_WHAT YOU WILL DO_: Only the pictures are to be left out; set down the rest of the records exactly.

_RECORDS SHOWN_:

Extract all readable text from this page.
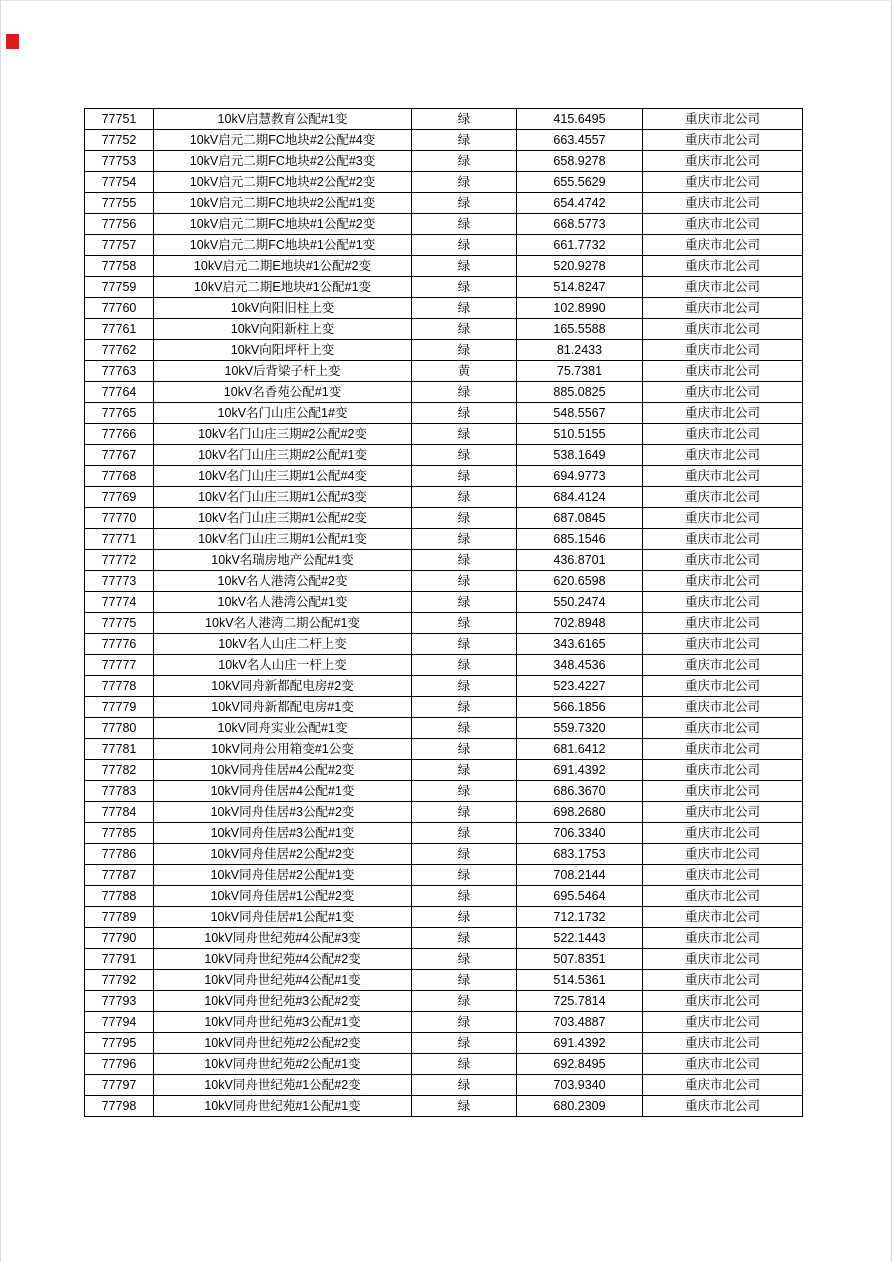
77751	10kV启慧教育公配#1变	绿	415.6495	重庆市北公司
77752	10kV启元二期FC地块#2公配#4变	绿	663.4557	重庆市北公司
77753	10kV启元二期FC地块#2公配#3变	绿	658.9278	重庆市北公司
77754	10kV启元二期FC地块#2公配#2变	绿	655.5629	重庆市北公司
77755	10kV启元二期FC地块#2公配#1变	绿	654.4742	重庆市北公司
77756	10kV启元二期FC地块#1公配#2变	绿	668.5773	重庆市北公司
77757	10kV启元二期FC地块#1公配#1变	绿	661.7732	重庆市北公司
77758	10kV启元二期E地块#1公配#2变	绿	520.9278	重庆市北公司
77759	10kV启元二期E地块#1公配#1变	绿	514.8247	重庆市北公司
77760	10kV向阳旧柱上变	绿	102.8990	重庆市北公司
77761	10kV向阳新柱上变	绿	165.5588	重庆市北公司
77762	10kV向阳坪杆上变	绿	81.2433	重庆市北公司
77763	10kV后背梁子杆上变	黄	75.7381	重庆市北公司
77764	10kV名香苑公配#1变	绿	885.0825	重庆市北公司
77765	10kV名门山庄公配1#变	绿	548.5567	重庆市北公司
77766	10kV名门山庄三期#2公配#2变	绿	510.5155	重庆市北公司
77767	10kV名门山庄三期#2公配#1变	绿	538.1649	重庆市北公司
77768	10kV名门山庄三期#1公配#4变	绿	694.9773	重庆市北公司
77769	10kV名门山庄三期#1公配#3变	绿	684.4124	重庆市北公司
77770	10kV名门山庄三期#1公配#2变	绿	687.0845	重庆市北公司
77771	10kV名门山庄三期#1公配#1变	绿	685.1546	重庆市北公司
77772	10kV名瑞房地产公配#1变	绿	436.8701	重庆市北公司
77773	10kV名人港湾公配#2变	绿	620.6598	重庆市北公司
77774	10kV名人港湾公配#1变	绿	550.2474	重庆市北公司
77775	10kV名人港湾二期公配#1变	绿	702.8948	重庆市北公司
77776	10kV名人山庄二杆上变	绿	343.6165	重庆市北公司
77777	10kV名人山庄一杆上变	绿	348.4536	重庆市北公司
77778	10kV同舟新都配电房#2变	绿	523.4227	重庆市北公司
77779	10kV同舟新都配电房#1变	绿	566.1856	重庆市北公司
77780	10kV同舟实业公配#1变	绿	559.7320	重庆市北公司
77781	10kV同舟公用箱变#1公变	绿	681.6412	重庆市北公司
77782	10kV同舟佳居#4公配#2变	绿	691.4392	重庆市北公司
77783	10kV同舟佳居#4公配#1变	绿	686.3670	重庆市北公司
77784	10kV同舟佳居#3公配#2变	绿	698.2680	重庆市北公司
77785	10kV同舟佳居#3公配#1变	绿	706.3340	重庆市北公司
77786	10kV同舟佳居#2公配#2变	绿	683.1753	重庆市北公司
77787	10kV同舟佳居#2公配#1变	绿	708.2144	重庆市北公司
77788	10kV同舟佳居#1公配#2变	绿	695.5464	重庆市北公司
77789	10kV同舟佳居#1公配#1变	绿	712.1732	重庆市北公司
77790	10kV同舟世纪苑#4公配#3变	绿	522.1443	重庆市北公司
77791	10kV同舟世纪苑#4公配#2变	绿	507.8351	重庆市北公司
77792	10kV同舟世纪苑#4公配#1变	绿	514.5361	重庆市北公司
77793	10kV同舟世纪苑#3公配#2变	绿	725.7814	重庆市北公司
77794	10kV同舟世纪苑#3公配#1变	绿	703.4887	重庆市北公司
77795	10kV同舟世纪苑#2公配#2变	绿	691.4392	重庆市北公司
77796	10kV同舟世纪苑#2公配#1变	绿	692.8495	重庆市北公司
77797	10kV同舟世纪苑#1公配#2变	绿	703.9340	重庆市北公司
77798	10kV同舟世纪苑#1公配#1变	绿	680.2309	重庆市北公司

_CORRECT RESPONSE_:
Extract all readable text from this page.
77751	10kV启慧教育公配#1变	绿	415.6495	重庆市北公司
77752	10kV启元二期FC地块#2公配#4变	绿	663.4557	重庆市北公司
77753	10kV启元二期FC地块#2公配#3变	绿	658.9278	重庆市北公司
77754	10kV启元二期FC地块#2公配#2变	绿	655.5629	重庆市北公司
77755	10kV启元二期FC地块#2公配#1变	绿	654.4742	重庆市北公司
77756	10kV启元二期FC地块#1公配#2变	绿	668.5773	重庆市北公司
77757	10kV启元二期FC地块#1公配#1变	绿	661.7732	重庆市北公司
77758	10kV启元二期E地块#1公配#2变	绿	520.9278	重庆市北公司
77759	10kV启元二期E地块#1公配#1变	绿	514.8247	重庆市北公司
77760	10kV向阳旧柱上变	绿	102.8990	重庆市北公司
77761	10kV向阳新柱上变	绿	165.5588	重庆市北公司
77762	10kV向阳坪杆上变	绿	81.2433	重庆市北公司
77763	10kV后背梁子杆上变	黄	75.7381	重庆市北公司
77764	10kV名香苑公配#1变	绿	885.0825	重庆市北公司
77765	10kV名门山庄公配1#变	绿	548.5567	重庆市北公司
77766	10kV名门山庄三期#2公配#2变	绿	510.5155	重庆市北公司
77767	10kV名门山庄三期#2公配#1变	绿	538.1649	重庆市北公司
77768	10kV名门山庄三期#1公配#4变	绿	694.9773	重庆市北公司
77769	10kV名门山庄三期#1公配#3变	绿	684.4124	重庆市北公司
77770	10kV名门山庄三期#1公配#2变	绿	687.0845	重庆市北公司
77771	10kV名门山庄三期#1公配#1变	绿	685.1546	重庆市北公司
77772	10kV名瑞房地产公配#1变	绿	436.8701	重庆市北公司
77773	10kV名人港湾公配#2变	绿	620.6598	重庆市北公司
77774	10kV名人港湾公配#1变	绿	550.2474	重庆市北公司
77775	10kV名人港湾二期公配#1变	绿	702.8948	重庆市北公司
77776	10kV名人山庄二杆上变	绿	343.6165	重庆市北公司
77777	10kV名人山庄一杆上变	绿	348.4536	重庆市北公司
77778	10kV同舟新都配电房#2变	绿	523.4227	重庆市北公司
77779	10kV同舟新都配电房#1变	绿	566.1856	重庆市北公司
77780	10kV同舟实业公配#1变	绿	559.7320	重庆市北公司
77781	10kV同舟公用箱变#1公变	绿	681.6412	重庆市北公司
77782	10kV同舟佳居#4公配#2变	绿	691.4392	重庆市北公司
77783	10kV同舟佳居#4公配#1变	绿	686.3670	重庆市北公司
77784	10kV同舟佳居#3公配#2变	绿	698.2680	重庆市北公司
77785	10kV同舟佳居#3公配#1变	绿	706.3340	重庆市北公司
77786	10kV同舟佳居#2公配#2变	绿	683.1753	重庆市北公司
77787	10kV同舟佳居#2公配#1变	绿	708.2144	重庆市北公司
77788	10kV同舟佳居#1公配#2变	绿	695.5464	重庆市北公司
77789	10kV同舟佳居#1公配#1变	绿	712.1732	重庆市北公司
77790	10kV同舟世纪苑#4公配#3变	绿	522.1443	重庆市北公司
77791	10kV同舟世纪苑#4公配#2变	绿	507.8351	重庆市北公司
77792	10kV同舟世纪苑#4公配#1变	绿	514.5361	重庆市北公司
77793	10kV同舟世纪苑#3公配#2变	绿	725.7814	重庆市北公司
77794	10kV同舟世纪苑#3公配#1变	绿	703.4887	重庆市北公司
77795	10kV同舟世纪苑#2公配#2变	绿	691.4392	重庆市北公司
77796	10kV同舟世纪苑#2公配#1变	绿	692.8495	重庆市北公司
77797	10kV同舟世纪苑#1公配#2变	绿	703.9340	重庆市北公司
77798	10kV同舟世纪苑#1公配#1变	绿	680.2309	重庆市北公司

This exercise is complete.